> **Directive**: Look through the data below. Collect every line where the word "Activities" occurs.

> **Data listing**:
## start
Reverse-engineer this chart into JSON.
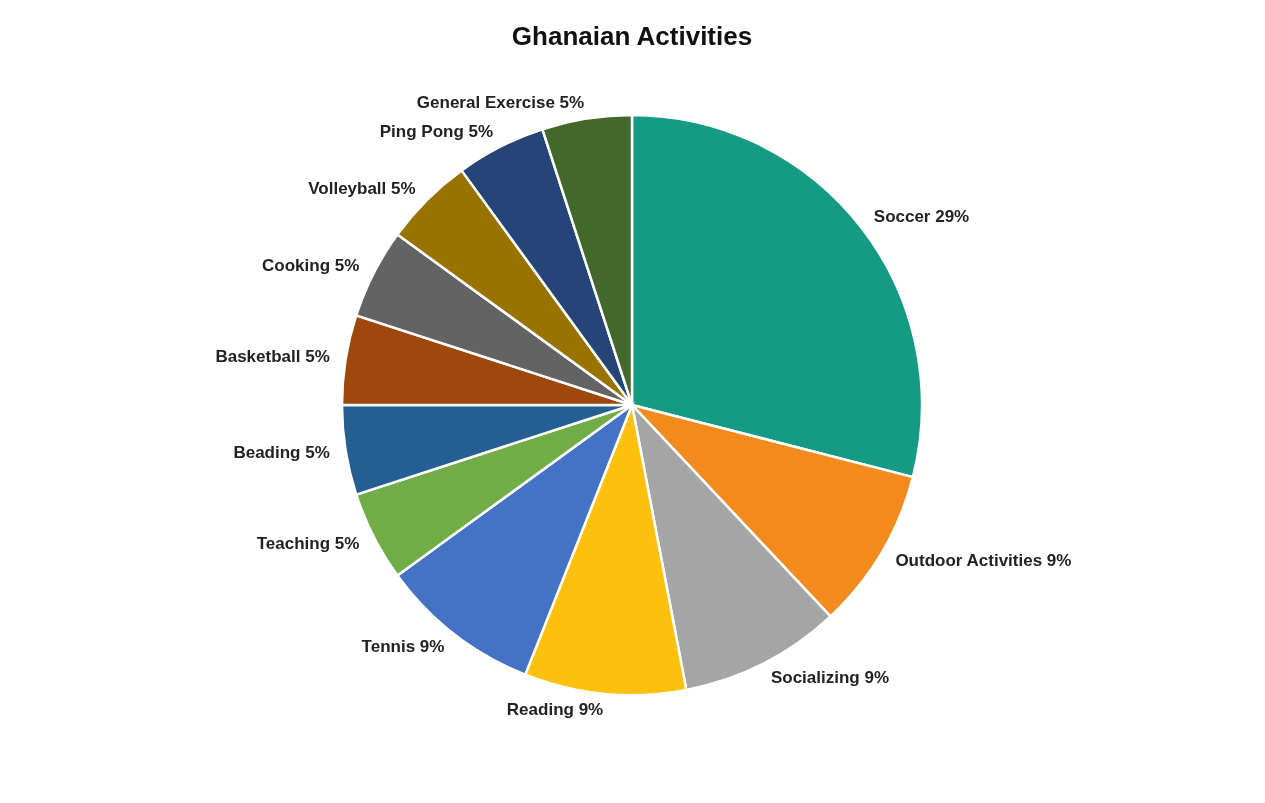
{
  "chart_data": {
    "type": "pie",
    "title": "Ghanaian Activities",
    "categories": [
      "Soccer",
      "Outdoor Activities",
      "Socializing",
      "Reading",
      "Tennis",
      "Teaching",
      "Beading",
      "Basketball",
      "Cooking",
      "Volleyball",
      "Ping Pong",
      "General Exercise"
    ],
    "values": [
      29,
      9,
      9,
      9,
      9,
      5,
      5,
      5,
      5,
      5,
      5,
      5
    ],
    "value_labels": [
      "29%",
      "9%",
      "9%",
      "9%",
      "9%",
      "5%",
      "5%",
      "5%",
      "5%",
      "5%",
      "5%",
      "5%"
    ],
    "colors": [
      "#159a83",
      "#f28a1c",
      "#a5a5a5",
      "#fdc00d",
      "#4472c4",
      "#70ad47",
      "#255e91",
      "#9e480e",
      "#636363",
      "#997300",
      "#264478",
      "#43682b"
    ],
    "legend": false
  }
}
## end
> **The result**:
    "title": "Ghanaian Activities",
      "Outdoor Activities",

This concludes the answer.